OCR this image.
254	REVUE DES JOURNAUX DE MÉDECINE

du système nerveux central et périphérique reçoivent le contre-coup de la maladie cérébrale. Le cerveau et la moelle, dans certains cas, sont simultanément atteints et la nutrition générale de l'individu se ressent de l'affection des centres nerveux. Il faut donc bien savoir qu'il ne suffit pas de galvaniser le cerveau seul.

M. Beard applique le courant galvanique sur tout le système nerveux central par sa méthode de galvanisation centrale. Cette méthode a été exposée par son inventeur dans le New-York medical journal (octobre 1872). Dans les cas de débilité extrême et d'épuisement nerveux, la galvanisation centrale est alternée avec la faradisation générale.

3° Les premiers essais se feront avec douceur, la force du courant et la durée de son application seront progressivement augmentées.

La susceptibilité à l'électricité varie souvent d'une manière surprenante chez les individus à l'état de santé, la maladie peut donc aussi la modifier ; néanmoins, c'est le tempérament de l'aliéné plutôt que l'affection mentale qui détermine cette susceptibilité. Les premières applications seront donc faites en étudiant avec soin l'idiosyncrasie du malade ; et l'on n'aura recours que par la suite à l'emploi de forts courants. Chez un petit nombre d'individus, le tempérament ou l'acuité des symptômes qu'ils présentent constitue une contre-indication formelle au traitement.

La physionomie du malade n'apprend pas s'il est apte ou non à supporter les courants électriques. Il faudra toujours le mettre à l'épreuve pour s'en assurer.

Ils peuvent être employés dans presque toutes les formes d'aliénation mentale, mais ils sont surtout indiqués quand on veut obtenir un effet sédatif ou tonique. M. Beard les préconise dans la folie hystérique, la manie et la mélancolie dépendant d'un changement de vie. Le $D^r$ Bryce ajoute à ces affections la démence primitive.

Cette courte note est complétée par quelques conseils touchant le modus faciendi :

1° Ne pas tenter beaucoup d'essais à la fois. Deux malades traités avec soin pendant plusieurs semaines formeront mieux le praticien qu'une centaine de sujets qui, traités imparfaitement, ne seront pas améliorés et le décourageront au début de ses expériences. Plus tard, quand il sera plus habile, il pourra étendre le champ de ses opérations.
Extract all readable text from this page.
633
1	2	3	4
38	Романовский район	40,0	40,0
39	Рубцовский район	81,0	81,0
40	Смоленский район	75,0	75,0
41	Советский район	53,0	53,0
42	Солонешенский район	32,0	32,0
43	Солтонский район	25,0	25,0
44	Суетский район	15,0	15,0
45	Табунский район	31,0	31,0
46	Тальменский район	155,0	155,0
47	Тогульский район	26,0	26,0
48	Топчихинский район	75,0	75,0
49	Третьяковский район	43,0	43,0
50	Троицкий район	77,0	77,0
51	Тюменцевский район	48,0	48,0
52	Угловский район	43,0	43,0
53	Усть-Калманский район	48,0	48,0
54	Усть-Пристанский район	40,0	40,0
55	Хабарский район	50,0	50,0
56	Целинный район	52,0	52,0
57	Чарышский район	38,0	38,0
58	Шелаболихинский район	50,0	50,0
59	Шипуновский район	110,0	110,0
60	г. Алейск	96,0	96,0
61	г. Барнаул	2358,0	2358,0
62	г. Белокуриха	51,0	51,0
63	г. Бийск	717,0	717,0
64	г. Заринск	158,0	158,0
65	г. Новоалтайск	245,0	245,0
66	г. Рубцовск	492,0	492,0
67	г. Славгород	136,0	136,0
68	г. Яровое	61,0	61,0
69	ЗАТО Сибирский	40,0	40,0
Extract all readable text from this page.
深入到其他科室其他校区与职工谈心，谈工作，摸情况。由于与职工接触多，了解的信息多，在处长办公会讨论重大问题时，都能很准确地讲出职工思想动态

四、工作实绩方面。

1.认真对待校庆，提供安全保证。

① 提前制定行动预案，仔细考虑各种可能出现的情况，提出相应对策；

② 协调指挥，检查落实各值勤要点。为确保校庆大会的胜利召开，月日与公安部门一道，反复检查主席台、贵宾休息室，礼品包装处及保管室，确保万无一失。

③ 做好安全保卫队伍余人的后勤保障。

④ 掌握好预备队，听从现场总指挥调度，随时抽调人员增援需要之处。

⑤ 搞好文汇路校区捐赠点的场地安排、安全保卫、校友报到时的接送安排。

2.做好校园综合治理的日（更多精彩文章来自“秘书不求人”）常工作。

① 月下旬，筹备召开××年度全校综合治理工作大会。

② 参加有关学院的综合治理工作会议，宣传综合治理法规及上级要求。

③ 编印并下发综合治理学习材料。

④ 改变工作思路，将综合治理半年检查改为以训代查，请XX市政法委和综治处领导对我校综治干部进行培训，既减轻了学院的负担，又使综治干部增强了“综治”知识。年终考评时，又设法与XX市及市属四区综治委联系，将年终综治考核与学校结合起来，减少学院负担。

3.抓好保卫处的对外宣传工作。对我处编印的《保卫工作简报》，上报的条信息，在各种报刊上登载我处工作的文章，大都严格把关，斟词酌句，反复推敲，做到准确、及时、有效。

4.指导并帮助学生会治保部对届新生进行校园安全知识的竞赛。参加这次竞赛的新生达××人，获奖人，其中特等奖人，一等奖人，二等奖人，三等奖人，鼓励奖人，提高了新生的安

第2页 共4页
************
Exercise details »
Scan the listing above and copy all lines containing the word "système".

Exercise response »
du système nerveux central et périphérique reçoivent le contre-coup de la maladie cérébrale. Le cerveau et la moelle, dans certains cas, sont simultanément atteints et la nutrition générale de l'individu se ressent de l'affection des centres nerveux. Il faut donc bien savoir qu'il ne suffit pas de galvaniser le cerveau seul.
M. Beard applique le courant galvanique sur tout le système nerveux central par sa méthode de galvanisation centrale. Cette méthode a été exposée par son inventeur dans le New-York medical journal (octobre 1872). Dans les cas de débilité extrême et d'épuisement nerveux, la galvanisation centrale est alternée avec la faradisation générale.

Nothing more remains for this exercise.